■ WHAT TO DO ■
In the entries that follow, identify the line containing "Enumerate this screenshot's" and return it together with all later lines, exactly as they appear.

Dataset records

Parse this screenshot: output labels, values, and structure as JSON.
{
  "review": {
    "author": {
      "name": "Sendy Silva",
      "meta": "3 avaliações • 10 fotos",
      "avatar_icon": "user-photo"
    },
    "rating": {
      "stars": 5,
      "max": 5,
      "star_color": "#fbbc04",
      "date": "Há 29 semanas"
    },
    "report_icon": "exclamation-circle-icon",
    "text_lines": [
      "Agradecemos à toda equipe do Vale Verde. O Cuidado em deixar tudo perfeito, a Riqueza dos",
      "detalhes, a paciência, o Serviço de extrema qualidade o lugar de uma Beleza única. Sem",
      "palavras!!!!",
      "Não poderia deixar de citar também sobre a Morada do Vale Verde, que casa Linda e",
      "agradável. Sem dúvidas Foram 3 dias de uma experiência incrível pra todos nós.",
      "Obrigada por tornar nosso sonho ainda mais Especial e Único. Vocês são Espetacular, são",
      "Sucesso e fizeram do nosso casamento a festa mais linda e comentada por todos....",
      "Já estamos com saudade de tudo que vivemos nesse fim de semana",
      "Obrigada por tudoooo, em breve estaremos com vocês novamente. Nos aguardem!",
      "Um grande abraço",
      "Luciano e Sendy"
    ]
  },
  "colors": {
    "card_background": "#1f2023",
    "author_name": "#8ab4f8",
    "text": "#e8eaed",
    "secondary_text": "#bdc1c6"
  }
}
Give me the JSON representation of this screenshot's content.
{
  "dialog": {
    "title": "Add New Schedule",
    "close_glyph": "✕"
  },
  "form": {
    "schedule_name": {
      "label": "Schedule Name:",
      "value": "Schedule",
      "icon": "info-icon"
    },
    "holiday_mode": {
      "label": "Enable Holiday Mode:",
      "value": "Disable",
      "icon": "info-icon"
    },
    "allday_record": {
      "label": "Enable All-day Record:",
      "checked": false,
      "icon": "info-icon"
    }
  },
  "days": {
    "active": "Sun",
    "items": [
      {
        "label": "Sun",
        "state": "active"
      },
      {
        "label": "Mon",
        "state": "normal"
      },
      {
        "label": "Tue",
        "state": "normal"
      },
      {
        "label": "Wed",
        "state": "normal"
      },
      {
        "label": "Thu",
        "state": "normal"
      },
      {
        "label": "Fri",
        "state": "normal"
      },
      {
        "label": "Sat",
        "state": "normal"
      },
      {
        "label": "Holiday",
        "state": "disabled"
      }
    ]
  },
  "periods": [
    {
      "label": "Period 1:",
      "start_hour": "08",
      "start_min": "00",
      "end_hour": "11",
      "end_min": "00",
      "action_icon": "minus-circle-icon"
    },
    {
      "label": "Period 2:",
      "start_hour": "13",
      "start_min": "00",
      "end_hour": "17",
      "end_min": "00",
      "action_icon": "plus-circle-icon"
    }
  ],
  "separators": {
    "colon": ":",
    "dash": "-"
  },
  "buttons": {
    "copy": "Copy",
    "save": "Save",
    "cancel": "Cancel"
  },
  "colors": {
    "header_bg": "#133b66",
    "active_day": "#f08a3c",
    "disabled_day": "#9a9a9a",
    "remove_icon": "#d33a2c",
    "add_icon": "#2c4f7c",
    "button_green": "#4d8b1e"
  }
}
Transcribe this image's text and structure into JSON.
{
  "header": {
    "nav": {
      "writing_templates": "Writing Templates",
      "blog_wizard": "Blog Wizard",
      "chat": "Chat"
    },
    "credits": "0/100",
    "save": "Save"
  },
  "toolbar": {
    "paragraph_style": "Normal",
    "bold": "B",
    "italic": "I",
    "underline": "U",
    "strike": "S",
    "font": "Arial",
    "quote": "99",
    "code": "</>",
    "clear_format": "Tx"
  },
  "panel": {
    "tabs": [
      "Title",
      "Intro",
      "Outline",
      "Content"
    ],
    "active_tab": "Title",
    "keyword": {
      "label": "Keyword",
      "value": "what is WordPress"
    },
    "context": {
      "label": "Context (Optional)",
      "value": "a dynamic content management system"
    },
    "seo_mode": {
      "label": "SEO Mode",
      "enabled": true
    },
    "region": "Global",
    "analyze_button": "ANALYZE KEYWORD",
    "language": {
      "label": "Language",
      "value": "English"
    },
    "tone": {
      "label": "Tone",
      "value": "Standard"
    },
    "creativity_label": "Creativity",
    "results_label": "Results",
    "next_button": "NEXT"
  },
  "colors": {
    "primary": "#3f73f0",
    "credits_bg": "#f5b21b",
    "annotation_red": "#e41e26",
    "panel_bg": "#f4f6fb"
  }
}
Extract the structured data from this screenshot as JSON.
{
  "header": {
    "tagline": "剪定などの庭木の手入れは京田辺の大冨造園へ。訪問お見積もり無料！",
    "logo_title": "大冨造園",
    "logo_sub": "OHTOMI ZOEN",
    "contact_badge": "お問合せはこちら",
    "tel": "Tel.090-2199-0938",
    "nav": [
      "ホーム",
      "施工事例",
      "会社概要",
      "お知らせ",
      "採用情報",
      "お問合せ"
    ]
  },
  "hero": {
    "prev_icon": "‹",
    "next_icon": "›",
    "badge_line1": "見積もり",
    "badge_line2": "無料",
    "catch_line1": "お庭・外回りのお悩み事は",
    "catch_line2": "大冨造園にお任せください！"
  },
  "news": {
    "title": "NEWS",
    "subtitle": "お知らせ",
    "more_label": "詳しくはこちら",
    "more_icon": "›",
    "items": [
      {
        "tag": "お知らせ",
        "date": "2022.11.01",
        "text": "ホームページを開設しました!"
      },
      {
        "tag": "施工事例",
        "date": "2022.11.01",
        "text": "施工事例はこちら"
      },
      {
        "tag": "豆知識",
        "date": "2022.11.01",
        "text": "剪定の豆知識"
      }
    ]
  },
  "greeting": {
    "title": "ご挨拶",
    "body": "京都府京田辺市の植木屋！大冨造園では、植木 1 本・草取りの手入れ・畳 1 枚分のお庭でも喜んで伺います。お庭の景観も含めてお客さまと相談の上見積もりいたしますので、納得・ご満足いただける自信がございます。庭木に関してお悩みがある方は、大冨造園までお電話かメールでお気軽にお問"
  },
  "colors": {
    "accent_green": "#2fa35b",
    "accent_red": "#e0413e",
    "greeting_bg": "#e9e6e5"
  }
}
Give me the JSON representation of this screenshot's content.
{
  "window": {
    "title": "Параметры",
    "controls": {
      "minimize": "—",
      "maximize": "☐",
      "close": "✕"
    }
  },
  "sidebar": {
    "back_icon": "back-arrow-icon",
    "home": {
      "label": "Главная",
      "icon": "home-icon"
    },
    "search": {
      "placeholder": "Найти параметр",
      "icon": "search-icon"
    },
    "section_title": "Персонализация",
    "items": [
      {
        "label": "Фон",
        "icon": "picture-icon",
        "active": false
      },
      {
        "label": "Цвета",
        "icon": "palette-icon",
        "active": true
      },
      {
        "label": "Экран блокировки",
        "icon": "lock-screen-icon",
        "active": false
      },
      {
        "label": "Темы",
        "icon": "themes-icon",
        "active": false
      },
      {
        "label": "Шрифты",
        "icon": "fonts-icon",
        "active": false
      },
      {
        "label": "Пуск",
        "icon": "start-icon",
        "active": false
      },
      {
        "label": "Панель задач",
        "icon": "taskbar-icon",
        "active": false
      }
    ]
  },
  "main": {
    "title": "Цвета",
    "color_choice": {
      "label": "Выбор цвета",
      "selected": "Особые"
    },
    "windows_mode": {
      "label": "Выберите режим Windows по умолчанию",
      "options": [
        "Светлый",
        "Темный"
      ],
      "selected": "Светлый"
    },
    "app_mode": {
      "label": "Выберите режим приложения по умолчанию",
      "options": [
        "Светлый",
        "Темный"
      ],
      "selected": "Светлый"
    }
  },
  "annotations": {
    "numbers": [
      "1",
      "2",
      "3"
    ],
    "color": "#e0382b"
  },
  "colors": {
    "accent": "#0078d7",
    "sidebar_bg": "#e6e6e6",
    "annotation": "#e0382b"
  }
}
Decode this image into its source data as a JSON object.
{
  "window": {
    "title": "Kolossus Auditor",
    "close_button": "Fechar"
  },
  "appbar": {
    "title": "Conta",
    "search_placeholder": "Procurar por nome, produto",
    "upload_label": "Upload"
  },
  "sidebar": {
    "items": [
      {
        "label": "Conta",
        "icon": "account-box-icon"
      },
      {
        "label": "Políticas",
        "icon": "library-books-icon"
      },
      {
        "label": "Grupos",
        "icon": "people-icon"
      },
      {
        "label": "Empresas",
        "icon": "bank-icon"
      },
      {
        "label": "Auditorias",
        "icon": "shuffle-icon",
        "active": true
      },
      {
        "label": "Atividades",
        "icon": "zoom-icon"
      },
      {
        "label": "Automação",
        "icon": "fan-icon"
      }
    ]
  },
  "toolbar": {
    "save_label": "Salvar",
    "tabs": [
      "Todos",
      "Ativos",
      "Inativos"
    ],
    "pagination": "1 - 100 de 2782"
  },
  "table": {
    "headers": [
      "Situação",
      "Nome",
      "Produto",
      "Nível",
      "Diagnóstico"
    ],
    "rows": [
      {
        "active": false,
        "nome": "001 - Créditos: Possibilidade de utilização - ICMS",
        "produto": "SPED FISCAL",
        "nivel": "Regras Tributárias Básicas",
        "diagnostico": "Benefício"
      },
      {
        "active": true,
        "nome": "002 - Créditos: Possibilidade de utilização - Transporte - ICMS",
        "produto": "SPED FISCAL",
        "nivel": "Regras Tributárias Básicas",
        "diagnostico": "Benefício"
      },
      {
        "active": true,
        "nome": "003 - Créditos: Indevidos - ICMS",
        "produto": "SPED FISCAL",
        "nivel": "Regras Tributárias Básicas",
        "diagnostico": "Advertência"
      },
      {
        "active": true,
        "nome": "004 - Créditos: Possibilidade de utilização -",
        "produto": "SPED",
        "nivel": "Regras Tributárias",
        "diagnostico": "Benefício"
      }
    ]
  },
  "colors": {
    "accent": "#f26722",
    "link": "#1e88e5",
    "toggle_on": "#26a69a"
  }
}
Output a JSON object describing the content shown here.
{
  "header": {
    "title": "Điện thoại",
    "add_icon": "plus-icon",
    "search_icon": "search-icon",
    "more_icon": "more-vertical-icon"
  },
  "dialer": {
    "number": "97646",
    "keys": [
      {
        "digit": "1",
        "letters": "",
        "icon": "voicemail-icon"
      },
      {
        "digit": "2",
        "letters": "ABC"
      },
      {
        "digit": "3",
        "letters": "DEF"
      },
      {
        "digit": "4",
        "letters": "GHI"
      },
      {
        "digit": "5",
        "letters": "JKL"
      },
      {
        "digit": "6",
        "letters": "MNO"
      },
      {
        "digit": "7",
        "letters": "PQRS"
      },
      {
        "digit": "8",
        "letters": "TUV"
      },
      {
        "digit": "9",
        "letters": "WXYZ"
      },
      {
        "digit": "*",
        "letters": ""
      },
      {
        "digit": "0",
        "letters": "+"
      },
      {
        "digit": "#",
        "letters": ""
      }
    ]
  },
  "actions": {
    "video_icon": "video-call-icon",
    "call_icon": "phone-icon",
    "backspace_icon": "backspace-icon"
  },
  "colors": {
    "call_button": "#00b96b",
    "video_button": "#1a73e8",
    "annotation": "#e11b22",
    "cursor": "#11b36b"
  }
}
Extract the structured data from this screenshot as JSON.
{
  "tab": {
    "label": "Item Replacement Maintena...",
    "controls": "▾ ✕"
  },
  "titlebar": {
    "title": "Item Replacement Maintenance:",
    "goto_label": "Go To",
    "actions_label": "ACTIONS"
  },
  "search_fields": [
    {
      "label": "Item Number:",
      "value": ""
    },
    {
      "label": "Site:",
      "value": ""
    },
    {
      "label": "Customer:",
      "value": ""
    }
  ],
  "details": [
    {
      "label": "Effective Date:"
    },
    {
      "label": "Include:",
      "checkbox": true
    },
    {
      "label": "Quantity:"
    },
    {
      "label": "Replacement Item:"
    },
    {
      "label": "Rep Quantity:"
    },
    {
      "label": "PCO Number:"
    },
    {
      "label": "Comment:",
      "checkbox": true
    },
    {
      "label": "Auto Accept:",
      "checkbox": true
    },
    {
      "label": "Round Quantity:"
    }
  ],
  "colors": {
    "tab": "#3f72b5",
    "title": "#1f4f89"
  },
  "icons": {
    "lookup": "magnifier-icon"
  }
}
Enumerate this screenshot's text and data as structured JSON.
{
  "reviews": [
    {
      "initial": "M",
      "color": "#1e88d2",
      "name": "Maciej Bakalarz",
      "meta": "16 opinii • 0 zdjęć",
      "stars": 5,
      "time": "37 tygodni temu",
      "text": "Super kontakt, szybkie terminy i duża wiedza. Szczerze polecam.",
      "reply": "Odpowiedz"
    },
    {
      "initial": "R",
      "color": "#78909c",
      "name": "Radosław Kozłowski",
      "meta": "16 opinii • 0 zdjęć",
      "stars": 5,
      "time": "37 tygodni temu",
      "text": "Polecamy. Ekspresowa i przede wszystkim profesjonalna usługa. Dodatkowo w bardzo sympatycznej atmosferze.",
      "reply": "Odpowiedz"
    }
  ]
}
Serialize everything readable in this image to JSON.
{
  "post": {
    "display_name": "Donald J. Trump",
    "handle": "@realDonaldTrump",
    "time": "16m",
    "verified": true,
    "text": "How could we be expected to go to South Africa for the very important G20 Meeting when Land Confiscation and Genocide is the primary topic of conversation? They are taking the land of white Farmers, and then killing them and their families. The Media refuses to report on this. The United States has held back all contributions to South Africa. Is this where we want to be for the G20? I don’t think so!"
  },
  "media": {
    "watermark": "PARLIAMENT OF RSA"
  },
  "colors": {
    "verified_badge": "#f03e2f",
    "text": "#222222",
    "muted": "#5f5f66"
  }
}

■ TASK RESULT ■
Enumerate this screenshot's text and data as structured JSON.
{
  "reviews": [
    {
      "initial": "M",
      "color": "#1e88d2",
      "name": "Maciej Bakalarz",
      "meta": "16 opinii • 0 zdjęć",
      "stars": 5,
      "time": "37 tygodni temu",
      "text": "Super kontakt, szybkie terminy i duża wiedza. Szczerze polecam.",
      "reply": "Odpowiedz"
    },
    {
      "initial": "R",
      "color": "#78909c",
      "name": "Radosław Kozłowski",
      "meta": "16 opinii • 0 zdjęć",
      "stars": 5,
      "time": "37 tygodni temu",
      "text": "Polecamy. Ekspresowa i przede wszystkim profesjonalna usługa. Dodatkowo w bardzo sympatycznej atmosferze.",
      "reply": "Odpowiedz"
    }
  ]
}
Serialize everything readable in this image to JSON.
{
  "post": {
    "display_name": "Donald J. Trump",
    "handle": "@realDonaldTrump",
    "time": "16m",
    "verified": true,
    "text": "How could we be expected to go to South Africa for the very important G20 Meeting when Land Confiscation and Genocide is the primary topic of conversation? They are taking the land of white Farmers, and then killing them and their families. The Media refuses to report on this. The United States has held back all contributions to South Africa. Is this where we want to be for the G20? I don’t think so!"
  },
  "media": {
    "watermark": "PARLIAMENT OF RSA"
  },
  "colors": {
    "verified_badge": "#f03e2f",
    "text": "#222222",
    "muted": "#5f5f66"
  }
}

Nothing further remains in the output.